Restate the complete material exactly.
═══ The input ═══
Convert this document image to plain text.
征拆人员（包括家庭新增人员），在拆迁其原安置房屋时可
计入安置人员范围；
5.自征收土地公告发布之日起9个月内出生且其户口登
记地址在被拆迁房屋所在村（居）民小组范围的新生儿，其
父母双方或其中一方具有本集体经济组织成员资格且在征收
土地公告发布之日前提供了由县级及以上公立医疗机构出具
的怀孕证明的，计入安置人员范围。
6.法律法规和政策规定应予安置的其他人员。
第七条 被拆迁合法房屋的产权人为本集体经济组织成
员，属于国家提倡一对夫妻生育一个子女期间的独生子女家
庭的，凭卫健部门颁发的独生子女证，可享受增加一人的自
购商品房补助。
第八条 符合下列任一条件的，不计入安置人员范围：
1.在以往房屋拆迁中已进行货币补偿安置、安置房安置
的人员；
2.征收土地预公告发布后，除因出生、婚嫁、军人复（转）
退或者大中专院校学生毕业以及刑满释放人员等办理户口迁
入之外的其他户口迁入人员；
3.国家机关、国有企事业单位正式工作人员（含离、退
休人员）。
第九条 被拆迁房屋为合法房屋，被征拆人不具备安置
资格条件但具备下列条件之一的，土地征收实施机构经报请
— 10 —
═══
Task result:
Convert this document image to plain text.
征拆人员（包括家庭新增人员），在拆迁其原安置房屋时可
计入安置人员范围；
5.自征收土地公告发布之日起9个月内出生且其户口登
记地址在被拆迁房屋所在村（居）民小组范围的新生儿，其
父母双方或其中一方具有本集体经济组织成员资格且在征收
土地公告发布之日前提供了由县级及以上公立医疗机构出具
的怀孕证明的，计入安置人员范围。
6.法律法规和政策规定应予安置的其他人员。
第七条 被拆迁合法房屋的产权人为本集体经济组织成
员，属于国家提倡一对夫妻生育一个子女期间的独生子女家
庭的，凭卫健部门颁发的独生子女证，可享受增加一人的自
购商品房补助。
第八条 符合下列任一条件的，不计入安置人员范围：
1.在以往房屋拆迁中已进行货币补偿安置、安置房安置
的人员；
2.征收土地预公告发布后，除因出生、婚嫁、军人复（转）
退或者大中专院校学生毕业以及刑满释放人员等办理户口迁
入之外的其他户口迁入人员；
3.国家机关、国有企事业单位正式工作人员（含离、退
休人员）。
第九条 被拆迁房屋为合法房屋，被征拆人不具备安置
资格条件但具备下列条件之一的，土地征收实施机构经报请
— 10 —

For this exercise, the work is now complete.